Stated goal:
Write out the records beneath this line exactly as they appear, minus any images.

Records from a data source
+---+

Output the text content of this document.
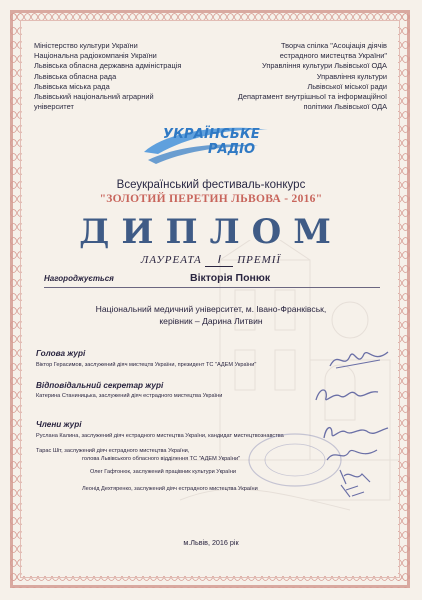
Міністерство культури України
Національна радіокомпанія України
Львівська обласна державна адміністрація
Львівська обласна рада
Львівська міська рада
Львівський національний аграрний
університет
Творча спілка "Асоціація діячів
естрадного мистецтва України"
Управління культури Львівської ОДА
Управління культури
Львівської міської ради
Департамент внутрішньої та інформаційної
політики Львівської ОДА
УКРАЇНСЬКЕ
РАДІО
Всеукраїнський фестиваль-конкурс
"ЗОЛОТИЙ ПЕРЕТИН ЛЬВОВА - 2016"
ДИПЛОМ
ЛАУРЕАТА I ПРЕМІЇ
Нагороджується	Вікторія Понюк
Національний медичний університет, м. Івано-Франківськ,
керівник – Дарина Литвин
Голова журі
Віктор Герасимов, заслужений діяч мистецтв України, президент ТС "АДЕМ України"
Відповідальний секретар журі
Катерина Станиницька, заслужений діяч естрадного мистецтва України
Члени журі
Руслана Калина, заслужений діяч естрадного мистецтва України, кандидат мистецтвознавства
Тарас Шіт, заслужений діяч естрадного мистецтва України,
голова Львівського обласного відділення ТС "АДЕМ України"
Олег Гафтонюк, заслужений працівник культури України
Леонід Дехтяренко, заслужений діяч естрадного мистецтва України
м.Львів, 2016 рік
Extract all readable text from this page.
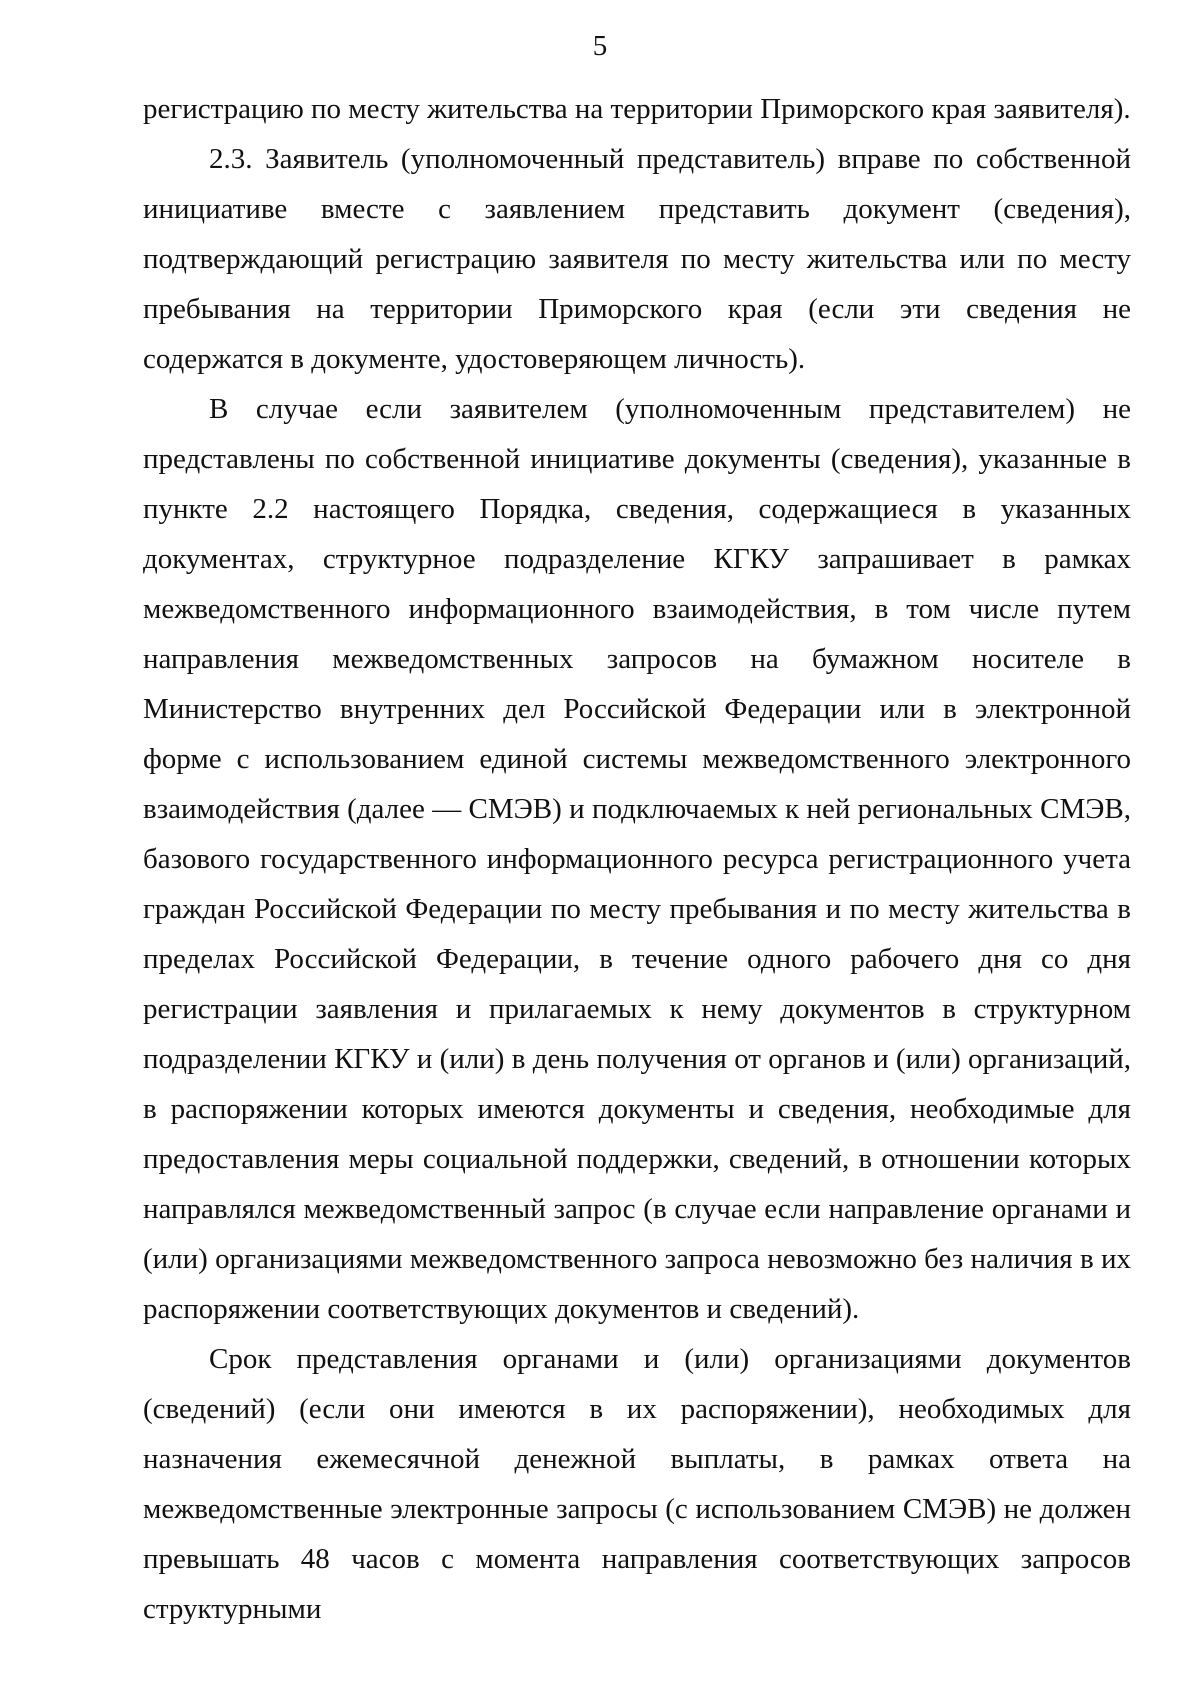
5

регистрацию по месту жительства на территории Приморского края заявителя).

2.3. Заявитель (уполномоченный представитель) вправе по собственной инициативе вместе с заявлением представить документ (сведения), подтверждающий регистрацию заявителя по месту жительства или по месту пребывания на территории Приморского края (если эти сведения не содержатся в документе, удостоверяющем личность).

В случае если заявителем (уполномоченным представителем) не представлены по собственной инициативе документы (сведения), указанные в пункте 2.2 настоящего Порядка, сведения, содержащиеся в указанных документах, структурное подразделение КГКУ запрашивает в рамках межведомственного информационного взаимодействия, в том числе путем направления межведомственных запросов на бумажном носителе в Министерство внутренних дел Российской Федерации или в электронной форме с использованием единой системы межведомственного электронного взаимодействия (далее — СМЭВ) и подключаемых к ней региональных СМЭВ, базового государственного информационного ресурса регистрационного учета граждан Российской Федерации по месту пребывания и по месту жительства в пределах Российской Федерации, в течение одного рабочего дня со дня регистрации заявления и прилагаемых к нему документов в структурном подразделении КГКУ и (или) в день получения от органов и (или) организаций, в распоряжении которых имеются документы и сведения, необходимые для предоставления меры социальной поддержки, сведений, в отношении которых направлялся межведомственный запрос (в случае если направление органами и (или) организациями межведомственного запроса невозможно без наличия в их распоряжении соответствующих документов и сведений).

Срок представления органами и (или) организациями документов (сведений) (если они имеются в их распоряжении), необходимых для назначения ежемесячной денежной выплаты, в рамках ответа на межведомственные электронные запросы (с использованием СМЭВ) не должен превышать 48 часов с момента направления соответствующих запросов структурными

+---+

Result of this exercise:
Output the text content of this document.
Міністерство культури України
Національна радіокомпанія України
Львівська обласна державна адміністрація
Львівська обласна рада
Львівська міська рада
Львівський національний аграрний
університет
Творча спілка "Асоціація діячів
естрадного мистецтва України"
Управління культури Львівської ОДА
Управління культури
Львівської міської ради
Департамент внутрішньої та інформаційної
політики Львівської ОДА
УКРАЇНСЬКЕ
РАДІО
Всеукраїнський фестиваль-конкурс
"ЗОЛОТИЙ ПЕРЕТИН ЛЬВОВА - 2016"
ДИПЛОМ
ЛАУРЕАТА I ПРЕМІЇ
Нагороджується	Вікторія Понюк
Національний медичний університет, м. Івано-Франківськ,
керівник – Дарина Литвин
Голова журі
Віктор Герасимов, заслужений діяч мистецтв України, президент ТС "АДЕМ України"
Відповідальний секретар журі
Катерина Станиницька, заслужений діяч естрадного мистецтва України
Члени журі
Руслана Калина, заслужений діяч естрадного мистецтва України, кандидат мистецтвознавства
Тарас Шіт, заслужений діяч естрадного мистецтва України,
голова Львівського обласного відділення ТС "АДЕМ України"
Олег Гафтонюк, заслужений працівник культури України
Леонід Дехтяренко, заслужений діяч естрадного мистецтва України
м.Львів, 2016 рік
Extract all readable text from this page.
5

регистрацию по месту жительства на территории Приморского края заявителя).

2.3. Заявитель (уполномоченный представитель) вправе по собственной инициативе вместе с заявлением представить документ (сведения), подтверждающий регистрацию заявителя по месту жительства или по месту пребывания на территории Приморского края (если эти сведения не содержатся в документе, удостоверяющем личность).

В случае если заявителем (уполномоченным представителем) не представлены по собственной инициативе документы (сведения), указанные в пункте 2.2 настоящего Порядка, сведения, содержащиеся в указанных документах, структурное подразделение КГКУ запрашивает в рамках межведомственного информационного взаимодействия, в том числе путем направления межведомственных запросов на бумажном носителе в Министерство внутренних дел Российской Федерации или в электронной форме с использованием единой системы межведомственного электронного взаимодействия (далее — СМЭВ) и подключаемых к ней региональных СМЭВ, базового государственного информационного ресурса регистрационного учета граждан Российской Федерации по месту пребывания и по месту жительства в пределах Российской Федерации, в течение одного рабочего дня со дня регистрации заявления и прилагаемых к нему документов в структурном подразделении КГКУ и (или) в день получения от органов и (или) организаций, в распоряжении которых имеются документы и сведения, необходимые для предоставления меры социальной поддержки, сведений, в отношении которых направлялся межведомственный запрос (в случае если направление органами и (или) организациями межведомственного запроса невозможно без наличия в их распоряжении соответствующих документов и сведений).

Срок представления органами и (или) организациями документов (сведений) (если они имеются в их распоряжении), необходимых для назначения ежемесячной денежной выплаты, в рамках ответа на межведомственные электронные запросы (с использованием СМЭВ) не должен превышать 48 часов с момента направления соответствующих запросов структурными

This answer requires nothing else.